To do :: Check each line of the material below for "года", then copy the ones that contain it.

[Stored entries]
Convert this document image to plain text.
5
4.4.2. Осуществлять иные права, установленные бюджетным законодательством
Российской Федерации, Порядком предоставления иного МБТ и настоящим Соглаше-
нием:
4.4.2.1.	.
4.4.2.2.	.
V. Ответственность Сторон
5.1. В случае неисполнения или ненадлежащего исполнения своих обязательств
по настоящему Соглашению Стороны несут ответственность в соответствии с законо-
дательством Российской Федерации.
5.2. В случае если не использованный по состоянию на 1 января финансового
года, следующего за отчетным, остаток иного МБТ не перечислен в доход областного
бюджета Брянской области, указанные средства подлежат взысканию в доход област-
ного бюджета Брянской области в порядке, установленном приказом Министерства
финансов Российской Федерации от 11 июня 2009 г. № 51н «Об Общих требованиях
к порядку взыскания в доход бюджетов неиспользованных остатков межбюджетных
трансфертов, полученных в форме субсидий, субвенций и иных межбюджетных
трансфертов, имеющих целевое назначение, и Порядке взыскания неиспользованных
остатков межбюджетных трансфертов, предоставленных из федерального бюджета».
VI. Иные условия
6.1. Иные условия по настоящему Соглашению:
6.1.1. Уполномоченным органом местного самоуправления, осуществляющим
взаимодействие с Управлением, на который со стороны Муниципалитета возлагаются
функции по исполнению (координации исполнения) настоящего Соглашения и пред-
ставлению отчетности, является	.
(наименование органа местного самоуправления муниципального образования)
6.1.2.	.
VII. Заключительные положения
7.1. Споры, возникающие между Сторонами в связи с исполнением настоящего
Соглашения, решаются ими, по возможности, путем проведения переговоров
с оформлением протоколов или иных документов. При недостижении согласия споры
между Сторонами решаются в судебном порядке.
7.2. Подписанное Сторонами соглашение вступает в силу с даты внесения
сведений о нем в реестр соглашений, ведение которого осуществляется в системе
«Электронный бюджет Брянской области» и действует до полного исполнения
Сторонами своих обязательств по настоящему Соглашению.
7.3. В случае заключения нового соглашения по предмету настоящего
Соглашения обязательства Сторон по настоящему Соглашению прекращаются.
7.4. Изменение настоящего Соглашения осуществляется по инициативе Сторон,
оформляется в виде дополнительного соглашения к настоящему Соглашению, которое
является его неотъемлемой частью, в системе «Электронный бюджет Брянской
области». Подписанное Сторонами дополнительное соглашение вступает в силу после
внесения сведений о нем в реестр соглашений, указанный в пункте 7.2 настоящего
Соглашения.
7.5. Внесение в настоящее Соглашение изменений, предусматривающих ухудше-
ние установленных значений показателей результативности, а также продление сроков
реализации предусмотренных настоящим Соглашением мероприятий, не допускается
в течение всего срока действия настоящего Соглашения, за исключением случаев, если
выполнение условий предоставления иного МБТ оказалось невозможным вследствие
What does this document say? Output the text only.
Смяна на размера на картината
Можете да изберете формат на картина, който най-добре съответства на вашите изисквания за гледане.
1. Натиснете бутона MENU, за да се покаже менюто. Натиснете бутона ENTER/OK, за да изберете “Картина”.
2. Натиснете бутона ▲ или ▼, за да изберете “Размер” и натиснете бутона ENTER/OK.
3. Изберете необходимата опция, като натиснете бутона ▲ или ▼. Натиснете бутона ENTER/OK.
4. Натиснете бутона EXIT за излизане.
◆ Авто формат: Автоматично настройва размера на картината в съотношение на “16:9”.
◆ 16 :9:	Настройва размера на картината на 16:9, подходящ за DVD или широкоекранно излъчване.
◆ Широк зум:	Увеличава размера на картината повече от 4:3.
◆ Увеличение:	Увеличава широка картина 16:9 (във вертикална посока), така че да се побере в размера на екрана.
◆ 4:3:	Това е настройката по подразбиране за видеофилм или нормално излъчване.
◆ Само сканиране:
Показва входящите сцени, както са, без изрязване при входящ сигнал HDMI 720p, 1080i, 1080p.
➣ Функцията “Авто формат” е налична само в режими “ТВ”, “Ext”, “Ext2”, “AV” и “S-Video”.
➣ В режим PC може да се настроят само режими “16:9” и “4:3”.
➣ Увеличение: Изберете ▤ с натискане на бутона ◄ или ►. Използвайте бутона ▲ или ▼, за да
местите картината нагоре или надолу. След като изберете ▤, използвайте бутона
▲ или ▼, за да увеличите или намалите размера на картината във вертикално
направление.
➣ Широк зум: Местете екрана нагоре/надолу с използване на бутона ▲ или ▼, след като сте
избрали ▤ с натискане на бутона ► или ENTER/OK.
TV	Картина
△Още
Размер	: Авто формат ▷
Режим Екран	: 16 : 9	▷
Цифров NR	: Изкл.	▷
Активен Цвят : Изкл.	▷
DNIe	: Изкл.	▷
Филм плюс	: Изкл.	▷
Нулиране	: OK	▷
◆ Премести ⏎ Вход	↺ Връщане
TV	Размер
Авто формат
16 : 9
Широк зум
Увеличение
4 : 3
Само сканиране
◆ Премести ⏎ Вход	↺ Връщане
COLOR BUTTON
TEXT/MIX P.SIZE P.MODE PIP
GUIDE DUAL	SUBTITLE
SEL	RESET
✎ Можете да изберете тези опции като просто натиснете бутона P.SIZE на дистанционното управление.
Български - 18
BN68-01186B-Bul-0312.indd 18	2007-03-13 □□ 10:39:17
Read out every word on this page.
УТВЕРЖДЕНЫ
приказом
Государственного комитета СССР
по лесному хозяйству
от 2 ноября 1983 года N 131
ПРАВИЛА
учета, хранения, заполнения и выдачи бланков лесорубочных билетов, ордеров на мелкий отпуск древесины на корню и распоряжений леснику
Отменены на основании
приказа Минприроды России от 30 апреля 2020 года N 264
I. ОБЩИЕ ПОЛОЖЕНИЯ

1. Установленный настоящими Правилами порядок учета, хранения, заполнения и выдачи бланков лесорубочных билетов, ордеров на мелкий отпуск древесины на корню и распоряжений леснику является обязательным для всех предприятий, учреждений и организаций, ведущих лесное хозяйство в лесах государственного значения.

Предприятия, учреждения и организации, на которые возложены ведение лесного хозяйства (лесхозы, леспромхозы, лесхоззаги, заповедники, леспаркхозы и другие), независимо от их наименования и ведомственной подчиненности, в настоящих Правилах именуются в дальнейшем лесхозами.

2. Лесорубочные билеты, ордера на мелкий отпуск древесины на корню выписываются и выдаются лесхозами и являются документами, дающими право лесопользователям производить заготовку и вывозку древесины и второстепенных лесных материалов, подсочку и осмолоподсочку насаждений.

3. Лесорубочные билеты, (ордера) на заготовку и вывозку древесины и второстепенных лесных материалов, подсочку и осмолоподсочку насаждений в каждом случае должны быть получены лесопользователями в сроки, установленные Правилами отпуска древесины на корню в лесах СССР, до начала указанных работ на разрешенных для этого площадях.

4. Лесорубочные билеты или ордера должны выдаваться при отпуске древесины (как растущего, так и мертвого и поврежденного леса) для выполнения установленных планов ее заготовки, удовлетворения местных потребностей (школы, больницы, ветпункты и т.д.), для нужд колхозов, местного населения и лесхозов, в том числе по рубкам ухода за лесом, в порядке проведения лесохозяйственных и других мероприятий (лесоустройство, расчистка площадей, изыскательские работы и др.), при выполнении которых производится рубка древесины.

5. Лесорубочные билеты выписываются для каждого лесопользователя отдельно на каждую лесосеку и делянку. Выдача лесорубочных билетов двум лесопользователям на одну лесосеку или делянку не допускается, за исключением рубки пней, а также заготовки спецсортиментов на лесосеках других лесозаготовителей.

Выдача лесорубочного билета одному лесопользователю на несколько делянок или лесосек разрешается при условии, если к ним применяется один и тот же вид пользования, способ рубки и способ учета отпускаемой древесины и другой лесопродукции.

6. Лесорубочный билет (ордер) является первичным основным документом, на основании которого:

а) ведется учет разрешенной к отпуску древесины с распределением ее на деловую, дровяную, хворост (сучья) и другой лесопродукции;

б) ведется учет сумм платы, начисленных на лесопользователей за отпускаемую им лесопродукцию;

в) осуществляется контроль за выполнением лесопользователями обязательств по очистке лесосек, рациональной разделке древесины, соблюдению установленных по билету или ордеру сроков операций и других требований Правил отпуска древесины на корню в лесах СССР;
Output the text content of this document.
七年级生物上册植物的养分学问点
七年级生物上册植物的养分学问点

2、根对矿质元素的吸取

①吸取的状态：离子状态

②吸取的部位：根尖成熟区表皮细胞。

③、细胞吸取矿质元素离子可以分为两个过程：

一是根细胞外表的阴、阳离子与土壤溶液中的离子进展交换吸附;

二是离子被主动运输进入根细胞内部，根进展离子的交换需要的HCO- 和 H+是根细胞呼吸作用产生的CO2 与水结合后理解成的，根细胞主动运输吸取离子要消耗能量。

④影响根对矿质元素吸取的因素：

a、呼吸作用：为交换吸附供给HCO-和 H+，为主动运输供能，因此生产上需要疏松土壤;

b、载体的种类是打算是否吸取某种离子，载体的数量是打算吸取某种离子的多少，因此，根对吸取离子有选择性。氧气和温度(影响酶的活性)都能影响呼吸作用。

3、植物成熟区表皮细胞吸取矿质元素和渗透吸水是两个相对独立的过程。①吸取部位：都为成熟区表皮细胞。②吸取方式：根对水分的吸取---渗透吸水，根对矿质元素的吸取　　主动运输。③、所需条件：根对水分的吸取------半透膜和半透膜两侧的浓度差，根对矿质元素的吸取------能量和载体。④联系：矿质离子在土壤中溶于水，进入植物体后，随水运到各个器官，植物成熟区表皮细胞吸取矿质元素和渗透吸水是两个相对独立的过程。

Solution below ::
года, следующего за отчетным, остаток иного МБТ не перечислен в доход областного
от 2 ноября 1983 года N 131
приказа Минприроды России от 30 апреля 2020 года N 264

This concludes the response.